• YOUR TASK
Return every line of the data below that contains the string "生物を採集した場所", matching case exactly.

Data from a collection
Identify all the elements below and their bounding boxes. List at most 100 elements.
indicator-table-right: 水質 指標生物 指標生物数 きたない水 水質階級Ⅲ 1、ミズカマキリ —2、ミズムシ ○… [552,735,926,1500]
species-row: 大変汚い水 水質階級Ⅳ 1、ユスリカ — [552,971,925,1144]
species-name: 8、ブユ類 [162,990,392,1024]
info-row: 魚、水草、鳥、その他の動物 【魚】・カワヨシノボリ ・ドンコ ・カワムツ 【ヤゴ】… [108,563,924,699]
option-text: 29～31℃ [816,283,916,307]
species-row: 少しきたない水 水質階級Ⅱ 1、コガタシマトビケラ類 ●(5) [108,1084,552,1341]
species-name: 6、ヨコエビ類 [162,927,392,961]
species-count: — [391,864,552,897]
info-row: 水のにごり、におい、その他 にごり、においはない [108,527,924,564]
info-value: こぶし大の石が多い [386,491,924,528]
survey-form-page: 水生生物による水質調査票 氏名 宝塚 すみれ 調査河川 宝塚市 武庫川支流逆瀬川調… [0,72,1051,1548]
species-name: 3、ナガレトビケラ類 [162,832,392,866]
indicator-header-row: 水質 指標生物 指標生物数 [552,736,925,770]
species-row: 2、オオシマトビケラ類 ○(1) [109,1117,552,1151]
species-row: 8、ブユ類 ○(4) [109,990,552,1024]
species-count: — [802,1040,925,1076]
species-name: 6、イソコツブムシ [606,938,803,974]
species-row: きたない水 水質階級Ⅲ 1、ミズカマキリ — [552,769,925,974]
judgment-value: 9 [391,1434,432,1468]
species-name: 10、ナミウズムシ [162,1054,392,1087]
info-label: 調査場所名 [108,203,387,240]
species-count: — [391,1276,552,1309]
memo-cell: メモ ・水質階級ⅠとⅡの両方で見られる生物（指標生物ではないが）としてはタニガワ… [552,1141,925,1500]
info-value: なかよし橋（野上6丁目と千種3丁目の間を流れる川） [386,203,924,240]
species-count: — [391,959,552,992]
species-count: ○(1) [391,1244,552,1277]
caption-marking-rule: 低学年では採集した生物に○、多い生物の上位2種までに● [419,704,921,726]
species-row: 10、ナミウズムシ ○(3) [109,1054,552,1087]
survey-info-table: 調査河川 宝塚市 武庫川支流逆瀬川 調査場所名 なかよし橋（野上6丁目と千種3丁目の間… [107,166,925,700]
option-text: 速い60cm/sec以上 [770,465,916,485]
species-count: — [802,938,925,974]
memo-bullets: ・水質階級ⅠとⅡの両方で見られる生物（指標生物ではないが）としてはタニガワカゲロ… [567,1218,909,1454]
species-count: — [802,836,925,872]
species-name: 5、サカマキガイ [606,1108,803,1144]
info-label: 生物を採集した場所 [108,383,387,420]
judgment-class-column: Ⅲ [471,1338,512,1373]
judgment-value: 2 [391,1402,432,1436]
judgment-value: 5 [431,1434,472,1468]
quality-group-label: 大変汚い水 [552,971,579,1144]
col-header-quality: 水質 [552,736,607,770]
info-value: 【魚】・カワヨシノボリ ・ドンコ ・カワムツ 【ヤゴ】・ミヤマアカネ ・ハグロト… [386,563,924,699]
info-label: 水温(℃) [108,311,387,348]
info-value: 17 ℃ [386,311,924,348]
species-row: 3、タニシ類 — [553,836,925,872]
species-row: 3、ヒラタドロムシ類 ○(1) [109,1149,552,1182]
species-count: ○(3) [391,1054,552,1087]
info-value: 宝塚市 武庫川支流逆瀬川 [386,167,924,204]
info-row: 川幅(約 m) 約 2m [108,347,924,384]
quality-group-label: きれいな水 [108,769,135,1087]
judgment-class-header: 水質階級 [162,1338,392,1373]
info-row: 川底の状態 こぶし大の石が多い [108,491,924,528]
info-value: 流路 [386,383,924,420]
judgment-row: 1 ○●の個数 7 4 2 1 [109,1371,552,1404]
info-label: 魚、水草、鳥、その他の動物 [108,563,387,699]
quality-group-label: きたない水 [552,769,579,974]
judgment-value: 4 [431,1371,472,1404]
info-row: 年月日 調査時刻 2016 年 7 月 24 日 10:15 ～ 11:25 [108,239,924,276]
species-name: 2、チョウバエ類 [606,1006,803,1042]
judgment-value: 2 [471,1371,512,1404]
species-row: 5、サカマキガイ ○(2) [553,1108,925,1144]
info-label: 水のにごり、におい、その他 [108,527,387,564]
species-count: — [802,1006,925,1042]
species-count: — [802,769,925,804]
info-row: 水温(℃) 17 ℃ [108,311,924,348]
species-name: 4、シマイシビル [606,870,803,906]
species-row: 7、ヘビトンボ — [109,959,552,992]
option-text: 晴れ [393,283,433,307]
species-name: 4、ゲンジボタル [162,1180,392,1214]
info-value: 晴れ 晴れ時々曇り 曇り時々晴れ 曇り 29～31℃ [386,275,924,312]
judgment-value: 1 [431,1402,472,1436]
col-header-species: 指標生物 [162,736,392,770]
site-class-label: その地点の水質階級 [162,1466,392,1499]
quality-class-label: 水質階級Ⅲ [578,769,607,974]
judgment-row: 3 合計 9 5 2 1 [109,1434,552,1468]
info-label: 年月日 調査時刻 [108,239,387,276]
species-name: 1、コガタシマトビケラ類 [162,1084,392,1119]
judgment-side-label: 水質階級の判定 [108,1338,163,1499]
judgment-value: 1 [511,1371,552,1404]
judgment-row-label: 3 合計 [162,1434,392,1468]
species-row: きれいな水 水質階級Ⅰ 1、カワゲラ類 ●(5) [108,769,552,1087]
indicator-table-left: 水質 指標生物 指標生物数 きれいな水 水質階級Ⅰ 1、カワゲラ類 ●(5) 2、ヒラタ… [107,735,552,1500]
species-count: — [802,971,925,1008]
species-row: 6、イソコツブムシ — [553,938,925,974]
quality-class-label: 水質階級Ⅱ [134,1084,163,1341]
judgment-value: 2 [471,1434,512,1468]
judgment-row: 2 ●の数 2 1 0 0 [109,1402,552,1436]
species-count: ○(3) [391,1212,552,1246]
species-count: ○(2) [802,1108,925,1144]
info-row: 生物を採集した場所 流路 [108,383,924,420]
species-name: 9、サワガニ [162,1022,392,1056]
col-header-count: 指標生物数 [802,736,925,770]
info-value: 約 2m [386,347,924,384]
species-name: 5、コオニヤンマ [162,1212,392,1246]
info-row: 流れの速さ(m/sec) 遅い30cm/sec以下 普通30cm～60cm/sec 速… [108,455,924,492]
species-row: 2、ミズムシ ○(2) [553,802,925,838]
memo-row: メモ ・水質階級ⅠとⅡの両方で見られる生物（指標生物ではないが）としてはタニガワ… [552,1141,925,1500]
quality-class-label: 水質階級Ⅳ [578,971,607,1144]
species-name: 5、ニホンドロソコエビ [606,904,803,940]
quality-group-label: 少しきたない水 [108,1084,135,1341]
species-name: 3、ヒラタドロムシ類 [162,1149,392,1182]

• FINAL RESULT
info-label: 生物を採集した場所 [108,383,387,420]
info-row: 生物を採集した場所 流路 [108,383,924,420]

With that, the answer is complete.